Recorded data

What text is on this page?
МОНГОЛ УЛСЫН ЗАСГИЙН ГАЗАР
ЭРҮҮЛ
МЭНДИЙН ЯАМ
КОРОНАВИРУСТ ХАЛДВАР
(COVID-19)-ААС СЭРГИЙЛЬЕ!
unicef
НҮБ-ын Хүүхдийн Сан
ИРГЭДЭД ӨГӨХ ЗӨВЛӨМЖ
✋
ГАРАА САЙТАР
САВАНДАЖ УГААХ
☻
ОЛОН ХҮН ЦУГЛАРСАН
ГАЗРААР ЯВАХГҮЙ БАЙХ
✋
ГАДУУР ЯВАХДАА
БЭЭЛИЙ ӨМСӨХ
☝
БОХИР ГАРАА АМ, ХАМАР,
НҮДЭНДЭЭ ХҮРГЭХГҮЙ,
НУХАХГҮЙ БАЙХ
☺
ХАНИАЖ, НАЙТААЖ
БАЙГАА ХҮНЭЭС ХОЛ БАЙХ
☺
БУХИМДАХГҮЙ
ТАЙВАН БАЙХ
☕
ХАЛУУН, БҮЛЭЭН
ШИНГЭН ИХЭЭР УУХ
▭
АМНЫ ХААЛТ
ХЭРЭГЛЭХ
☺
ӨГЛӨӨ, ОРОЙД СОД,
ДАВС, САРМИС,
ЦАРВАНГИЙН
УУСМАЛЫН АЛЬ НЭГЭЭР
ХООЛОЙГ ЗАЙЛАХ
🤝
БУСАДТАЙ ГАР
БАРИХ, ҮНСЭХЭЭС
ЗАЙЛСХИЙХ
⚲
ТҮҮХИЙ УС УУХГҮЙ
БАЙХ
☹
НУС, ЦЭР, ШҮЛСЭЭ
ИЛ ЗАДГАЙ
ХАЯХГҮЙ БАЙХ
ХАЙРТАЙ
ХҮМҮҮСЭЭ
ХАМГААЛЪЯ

> **To be done**: Report only the number of lines that hold the string "БАЙХ" in this listing.

> **Result of this exercise**: 6